** Begin **

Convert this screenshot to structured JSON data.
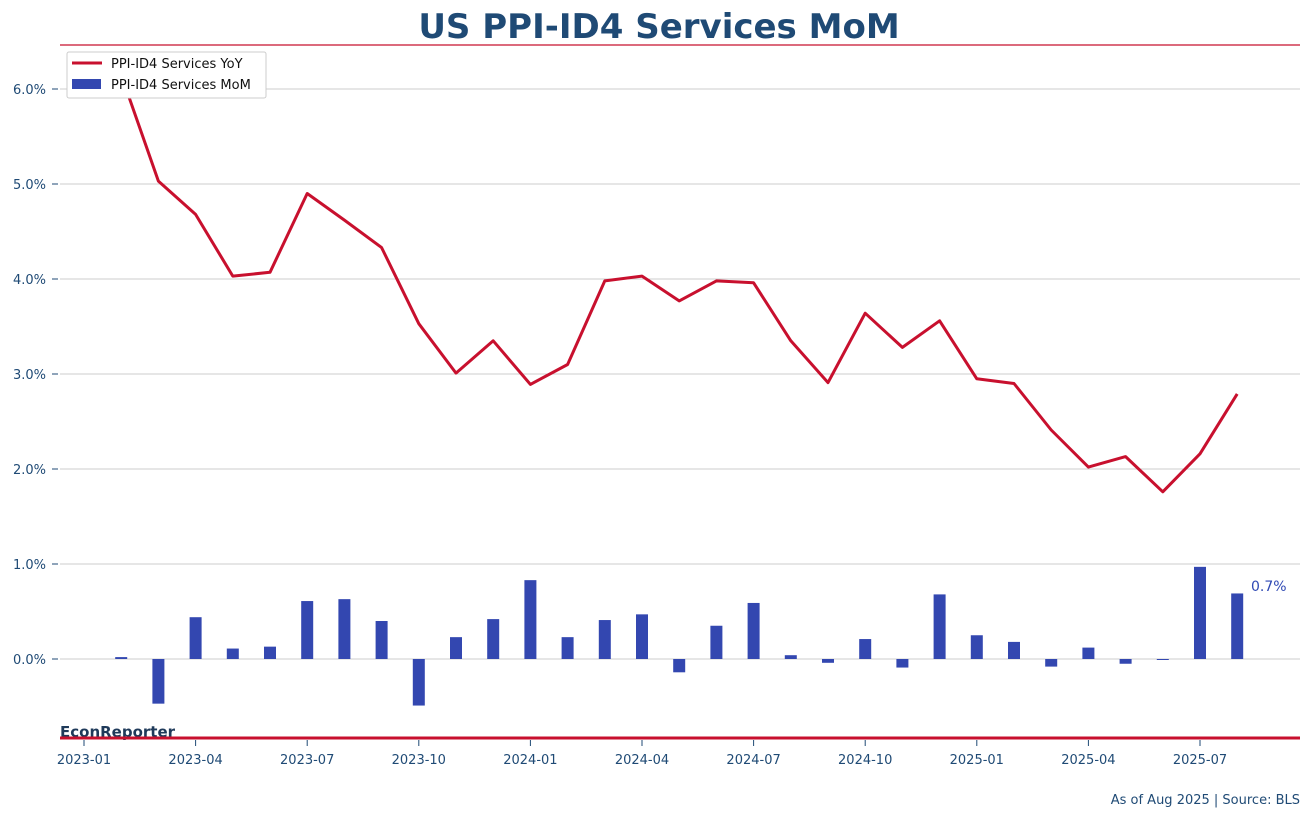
{
  "colors": {
    "title": "#1f4a75",
    "yoy_line": "#c8102e",
    "mom_bar": "#3347b0",
    "accent_rule": "#c8102e",
    "grid": "#cccccc",
    "tick_text": "#1f4a75"
  },
  "brand": "EconReporter",
  "footer": "As of Aug 2025 | Source: BLS",
  "last_value_label": "0.7%",
  "chart_data": {
    "type": "bar",
    "title": "US PPI-ID4 Services MoM",
    "xlabel": "",
    "ylabel": "",
    "ylim": [
      -0.9,
      6.4
    ],
    "yticks": [
      0,
      1,
      2,
      3,
      4,
      5,
      6
    ],
    "ytick_labels": [
      "0.0%",
      "1.0%",
      "2.0%",
      "3.0%",
      "4.0%",
      "5.0%",
      "6.0%"
    ],
    "xtick_labels": [
      "2023-01",
      "2023-04",
      "2023-07",
      "2023-10",
      "2024-01",
      "2024-04",
      "2024-07",
      "2024-10",
      "2025-01",
      "2025-04",
      "2025-07"
    ],
    "grid": true,
    "legend_position": "top-left",
    "x": [
      "2023-02",
      "2023-03",
      "2023-04",
      "2023-05",
      "2023-06",
      "2023-07",
      "2023-08",
      "2023-09",
      "2023-10",
      "2023-11",
      "2023-12",
      "2024-01",
      "2024-02",
      "2024-03",
      "2024-04",
      "2024-05",
      "2024-06",
      "2024-07",
      "2024-08",
      "2024-09",
      "2024-10",
      "2024-11",
      "2024-12",
      "2025-01",
      "2025-02",
      "2025-03",
      "2025-04",
      "2025-05",
      "2025-06",
      "2025-07",
      "2025-08"
    ],
    "series": [
      {
        "name": "PPI-ID4 Services YoY",
        "kind": "line",
        "values": [
          6.15,
          5.03,
          4.68,
          4.03,
          4.07,
          4.9,
          4.62,
          4.33,
          3.53,
          3.01,
          3.35,
          2.89,
          3.1,
          3.98,
          4.03,
          3.77,
          3.98,
          3.96,
          3.35,
          2.91,
          3.64,
          3.28,
          3.56,
          2.95,
          2.9,
          2.41,
          2.02,
          2.13,
          1.76,
          2.16,
          2.79
        ]
      },
      {
        "name": "PPI-ID4 Services MoM",
        "kind": "bar",
        "values": [
          0.02,
          -0.47,
          0.44,
          0.11,
          0.13,
          0.61,
          0.63,
          0.4,
          -0.49,
          0.23,
          0.42,
          0.83,
          0.23,
          0.41,
          0.47,
          -0.14,
          0.35,
          0.59,
          0.04,
          -0.04,
          0.21,
          -0.09,
          0.68,
          0.25,
          0.18,
          -0.08,
          0.12,
          -0.05,
          -0.01,
          0.97,
          0.69
        ]
      }
    ]
  }
}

** End **

In how many lines of the data does the string "title" appear? Give only the number.

2